* **PROVIDED RECORDS**
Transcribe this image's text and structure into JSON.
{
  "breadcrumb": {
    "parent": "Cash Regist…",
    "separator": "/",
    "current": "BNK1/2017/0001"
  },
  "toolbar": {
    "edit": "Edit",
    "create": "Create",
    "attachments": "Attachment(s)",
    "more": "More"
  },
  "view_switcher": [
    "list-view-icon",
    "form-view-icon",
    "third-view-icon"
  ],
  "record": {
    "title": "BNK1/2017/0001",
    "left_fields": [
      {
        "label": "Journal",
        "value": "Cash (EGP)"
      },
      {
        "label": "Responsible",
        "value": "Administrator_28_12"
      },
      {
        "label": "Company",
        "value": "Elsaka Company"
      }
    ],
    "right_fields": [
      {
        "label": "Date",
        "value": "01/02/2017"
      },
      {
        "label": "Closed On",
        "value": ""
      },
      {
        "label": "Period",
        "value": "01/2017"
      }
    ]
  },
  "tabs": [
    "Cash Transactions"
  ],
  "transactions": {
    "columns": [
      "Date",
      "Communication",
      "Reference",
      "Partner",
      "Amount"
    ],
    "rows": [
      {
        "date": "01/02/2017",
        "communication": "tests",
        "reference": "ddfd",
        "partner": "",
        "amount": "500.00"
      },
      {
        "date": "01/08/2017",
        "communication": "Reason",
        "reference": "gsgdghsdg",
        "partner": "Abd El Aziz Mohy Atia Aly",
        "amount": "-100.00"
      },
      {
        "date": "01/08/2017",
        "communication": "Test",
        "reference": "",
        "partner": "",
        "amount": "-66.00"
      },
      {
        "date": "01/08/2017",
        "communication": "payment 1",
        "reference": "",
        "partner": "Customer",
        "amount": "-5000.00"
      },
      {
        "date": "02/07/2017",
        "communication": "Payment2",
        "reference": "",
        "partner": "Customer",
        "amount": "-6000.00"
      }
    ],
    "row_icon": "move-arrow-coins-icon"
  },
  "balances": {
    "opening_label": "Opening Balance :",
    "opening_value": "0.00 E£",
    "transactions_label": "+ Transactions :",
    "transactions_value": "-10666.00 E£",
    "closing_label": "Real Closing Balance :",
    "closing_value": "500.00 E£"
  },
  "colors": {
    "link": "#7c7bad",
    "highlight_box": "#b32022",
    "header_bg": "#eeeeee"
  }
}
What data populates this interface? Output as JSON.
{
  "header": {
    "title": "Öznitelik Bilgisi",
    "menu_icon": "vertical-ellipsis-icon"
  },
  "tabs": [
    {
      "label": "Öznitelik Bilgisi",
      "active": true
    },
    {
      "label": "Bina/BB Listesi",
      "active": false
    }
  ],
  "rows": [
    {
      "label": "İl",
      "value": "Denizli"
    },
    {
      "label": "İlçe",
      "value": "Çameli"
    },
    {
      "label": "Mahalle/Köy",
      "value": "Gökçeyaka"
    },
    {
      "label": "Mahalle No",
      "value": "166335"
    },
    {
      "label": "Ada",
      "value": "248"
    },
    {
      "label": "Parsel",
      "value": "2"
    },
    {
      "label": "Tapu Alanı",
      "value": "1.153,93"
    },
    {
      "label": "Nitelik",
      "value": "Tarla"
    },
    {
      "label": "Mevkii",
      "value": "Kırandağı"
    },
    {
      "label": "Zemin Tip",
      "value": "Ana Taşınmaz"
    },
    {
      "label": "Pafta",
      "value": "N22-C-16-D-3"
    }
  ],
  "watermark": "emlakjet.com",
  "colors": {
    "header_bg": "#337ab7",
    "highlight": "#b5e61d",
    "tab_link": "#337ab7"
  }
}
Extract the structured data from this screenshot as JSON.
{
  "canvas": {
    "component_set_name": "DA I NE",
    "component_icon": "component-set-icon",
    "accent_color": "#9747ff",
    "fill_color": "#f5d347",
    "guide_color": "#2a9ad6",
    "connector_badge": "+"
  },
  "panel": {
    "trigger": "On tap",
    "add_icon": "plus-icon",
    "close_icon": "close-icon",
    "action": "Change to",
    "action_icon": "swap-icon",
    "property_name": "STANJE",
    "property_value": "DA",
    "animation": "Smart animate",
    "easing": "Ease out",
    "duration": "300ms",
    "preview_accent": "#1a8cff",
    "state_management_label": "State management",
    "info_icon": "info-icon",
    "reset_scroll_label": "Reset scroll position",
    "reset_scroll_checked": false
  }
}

* **WRITTEN INSTRUCTION**
Report how many lines of the data hold the string "Cash"; give only the number.

* **FULL SOLUTION**
3